--- Begin Records shown ---

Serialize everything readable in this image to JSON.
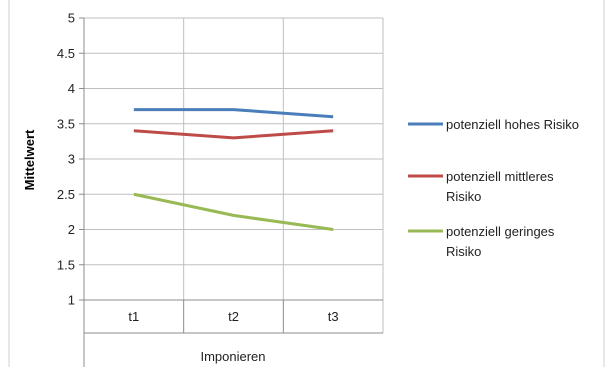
{
  "chart_data": {
    "type": "line",
    "title": "",
    "xlabel": "Imponieren",
    "ylabel": "Mittelwert",
    "categories": [
      "t1",
      "t2",
      "t3"
    ],
    "ylim": [
      1,
      5
    ],
    "yticks": [
      "1",
      "1.5",
      "2",
      "2.5",
      "3",
      "3.5",
      "4",
      "4.5",
      "5"
    ],
    "grid": true,
    "legend_position": "right",
    "series": [
      {
        "name": "potenziell hohes Risiko",
        "legend_lines": [
          "potenziell hohes Risiko"
        ],
        "color": "#4a7ebb",
        "values": [
          3.7,
          3.7,
          3.6
        ]
      },
      {
        "name": "potenziell mittleres Risiko",
        "legend_lines": [
          "potenziell mittleres",
          "Risiko"
        ],
        "color": "#be4b48",
        "values": [
          3.4,
          3.3,
          3.4
        ]
      },
      {
        "name": "potenziell geringes Risiko",
        "legend_lines": [
          "potenziell geringes",
          "Risiko"
        ],
        "color": "#98b954",
        "values": [
          2.5,
          2.2,
          2.0
        ]
      }
    ]
  }
}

--- End Records shown ---

# Stated problem
Using the data above, print every line exactly, omitting pictures.

# Task answer
Serialize everything readable in this image to JSON.
{
  "chart_data": {
    "type": "line",
    "title": "",
    "xlabel": "Imponieren",
    "ylabel": "Mittelwert",
    "categories": [
      "t1",
      "t2",
      "t3"
    ],
    "ylim": [
      1,
      5
    ],
    "yticks": [
      "1",
      "1.5",
      "2",
      "2.5",
      "3",
      "3.5",
      "4",
      "4.5",
      "5"
    ],
    "grid": true,
    "legend_position": "right",
    "series": [
      {
        "name": "potenziell hohes Risiko",
        "legend_lines": [
          "potenziell hohes Risiko"
        ],
        "color": "#4a7ebb",
        "values": [
          3.7,
          3.7,
          3.6
        ]
      },
      {
        "name": "potenziell mittleres Risiko",
        "legend_lines": [
          "potenziell mittleres",
          "Risiko"
        ],
        "color": "#be4b48",
        "values": [
          3.4,
          3.3,
          3.4
        ]
      },
      {
        "name": "potenziell geringes Risiko",
        "legend_lines": [
          "potenziell geringes",
          "Risiko"
        ],
        "color": "#98b954",
        "values": [
          2.5,
          2.2,
          2.0
        ]
      }
    ]
  }
}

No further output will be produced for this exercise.